Transcribe the material exactly. Images do not belong in the copy.

□ □ □ □ □

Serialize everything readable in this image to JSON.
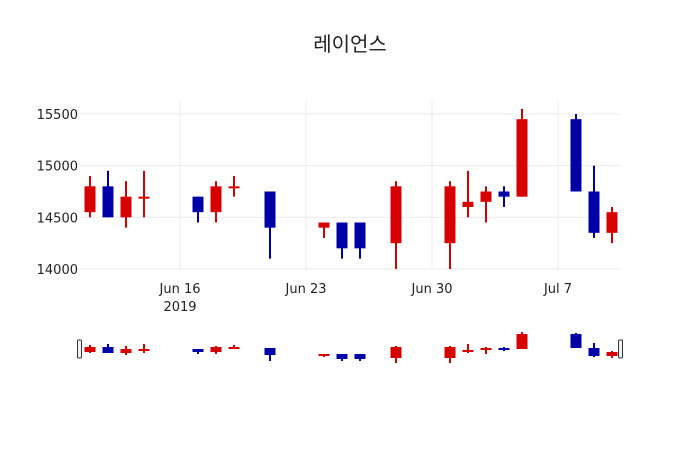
{
  "chart_data": {
    "type": "candlestick",
    "title": "레이언스",
    "xlabel": "",
    "ylabel": "",
    "ylim": [
      13960,
      15650
    ],
    "yticks": [
      14000,
      14500,
      15000,
      15500
    ],
    "xticks": [
      {
        "date": "2019-06-16",
        "label": "Jun 16",
        "sublabel": "2019"
      },
      {
        "date": "2019-06-23",
        "label": "Jun 23",
        "sublabel": ""
      },
      {
        "date": "2019-06-30",
        "label": "Jun 30",
        "sublabel": ""
      },
      {
        "date": "2019-07-07",
        "label": "Jul 7",
        "sublabel": ""
      }
    ],
    "increasing_color": "#d60000",
    "decreasing_color": "#0000a8",
    "grid": true,
    "rangeslider": true,
    "candles": [
      {
        "date": "2019-06-11",
        "open": 14550,
        "high": 14900,
        "low": 14500,
        "close": 14800
      },
      {
        "date": "2019-06-12",
        "open": 14800,
        "high": 14950,
        "low": 14500,
        "close": 14500
      },
      {
        "date": "2019-06-13",
        "open": 14500,
        "high": 14850,
        "low": 14400,
        "close": 14700
      },
      {
        "date": "2019-06-14",
        "open": 14700,
        "high": 14950,
        "low": 14500,
        "close": 14700
      },
      {
        "date": "2019-06-17",
        "open": 14700,
        "high": 14700,
        "low": 14450,
        "close": 14550
      },
      {
        "date": "2019-06-18",
        "open": 14550,
        "high": 14850,
        "low": 14450,
        "close": 14800
      },
      {
        "date": "2019-06-19",
        "open": 14800,
        "high": 14900,
        "low": 14700,
        "close": 14800
      },
      {
        "date": "2019-06-21",
        "open": 14750,
        "high": 14750,
        "low": 14100,
        "close": 14400
      },
      {
        "date": "2019-06-24",
        "open": 14400,
        "high": 14450,
        "low": 14300,
        "close": 14450
      },
      {
        "date": "2019-06-25",
        "open": 14450,
        "high": 14450,
        "low": 14100,
        "close": 14200
      },
      {
        "date": "2019-06-26",
        "open": 14450,
        "high": 14450,
        "low": 14100,
        "close": 14200
      },
      {
        "date": "2019-06-28",
        "open": 14250,
        "high": 14850,
        "low": 14000,
        "close": 14800
      },
      {
        "date": "2019-07-01",
        "open": 14250,
        "high": 14850,
        "low": 14000,
        "close": 14800
      },
      {
        "date": "2019-07-02",
        "open": 14600,
        "high": 14950,
        "low": 14500,
        "close": 14650
      },
      {
        "date": "2019-07-03",
        "open": 14650,
        "high": 14800,
        "low": 14450,
        "close": 14750
      },
      {
        "date": "2019-07-04",
        "open": 14750,
        "high": 14800,
        "low": 14600,
        "close": 14700
      },
      {
        "date": "2019-07-05",
        "open": 14700,
        "high": 15550,
        "low": 14700,
        "close": 15450
      },
      {
        "date": "2019-07-08",
        "open": 15450,
        "high": 15500,
        "low": 14750,
        "close": 14750
      },
      {
        "date": "2019-07-09",
        "open": 14750,
        "high": 15000,
        "low": 14300,
        "close": 14350
      },
      {
        "date": "2019-07-10",
        "open": 14350,
        "high": 14600,
        "low": 14250,
        "close": 14550
      }
    ]
  }
}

□ □ □ □ □

**IN RESPONSE:**
Serialize everything readable in this image to JSON.
{
  "chart_data": {
    "type": "candlestick",
    "title": "레이언스",
    "xlabel": "",
    "ylabel": "",
    "ylim": [
      13960,
      15650
    ],
    "yticks": [
      14000,
      14500,
      15000,
      15500
    ],
    "xticks": [
      {
        "date": "2019-06-16",
        "label": "Jun 16",
        "sublabel": "2019"
      },
      {
        "date": "2019-06-23",
        "label": "Jun 23",
        "sublabel": ""
      },
      {
        "date": "2019-06-30",
        "label": "Jun 30",
        "sublabel": ""
      },
      {
        "date": "2019-07-07",
        "label": "Jul 7",
        "sublabel": ""
      }
    ],
    "increasing_color": "#d60000",
    "decreasing_color": "#0000a8",
    "grid": true,
    "rangeslider": true,
    "candles": [
      {
        "date": "2019-06-11",
        "open": 14550,
        "high": 14900,
        "low": 14500,
        "close": 14800
      },
      {
        "date": "2019-06-12",
        "open": 14800,
        "high": 14950,
        "low": 14500,
        "close": 14500
      },
      {
        "date": "2019-06-13",
        "open": 14500,
        "high": 14850,
        "low": 14400,
        "close": 14700
      },
      {
        "date": "2019-06-14",
        "open": 14700,
        "high": 14950,
        "low": 14500,
        "close": 14700
      },
      {
        "date": "2019-06-17",
        "open": 14700,
        "high": 14700,
        "low": 14450,
        "close": 14550
      },
      {
        "date": "2019-06-18",
        "open": 14550,
        "high": 14850,
        "low": 14450,
        "close": 14800
      },
      {
        "date": "2019-06-19",
        "open": 14800,
        "high": 14900,
        "low": 14700,
        "close": 14800
      },
      {
        "date": "2019-06-21",
        "open": 14750,
        "high": 14750,
        "low": 14100,
        "close": 14400
      },
      {
        "date": "2019-06-24",
        "open": 14400,
        "high": 14450,
        "low": 14300,
        "close": 14450
      },
      {
        "date": "2019-06-25",
        "open": 14450,
        "high": 14450,
        "low": 14100,
        "close": 14200
      },
      {
        "date": "2019-06-26",
        "open": 14450,
        "high": 14450,
        "low": 14100,
        "close": 14200
      },
      {
        "date": "2019-06-28",
        "open": 14250,
        "high": 14850,
        "low": 14000,
        "close": 14800
      },
      {
        "date": "2019-07-01",
        "open": 14250,
        "high": 14850,
        "low": 14000,
        "close": 14800
      },
      {
        "date": "2019-07-02",
        "open": 14600,
        "high": 14950,
        "low": 14500,
        "close": 14650
      },
      {
        "date": "2019-07-03",
        "open": 14650,
        "high": 14800,
        "low": 14450,
        "close": 14750
      },
      {
        "date": "2019-07-04",
        "open": 14750,
        "high": 14800,
        "low": 14600,
        "close": 14700
      },
      {
        "date": "2019-07-05",
        "open": 14700,
        "high": 15550,
        "low": 14700,
        "close": 15450
      },
      {
        "date": "2019-07-08",
        "open": 15450,
        "high": 15500,
        "low": 14750,
        "close": 14750
      },
      {
        "date": "2019-07-09",
        "open": 14750,
        "high": 15000,
        "low": 14300,
        "close": 14350
      },
      {
        "date": "2019-07-10",
        "open": 14350,
        "high": 14600,
        "low": 14250,
        "close": 14550
      }
    ]
  }
}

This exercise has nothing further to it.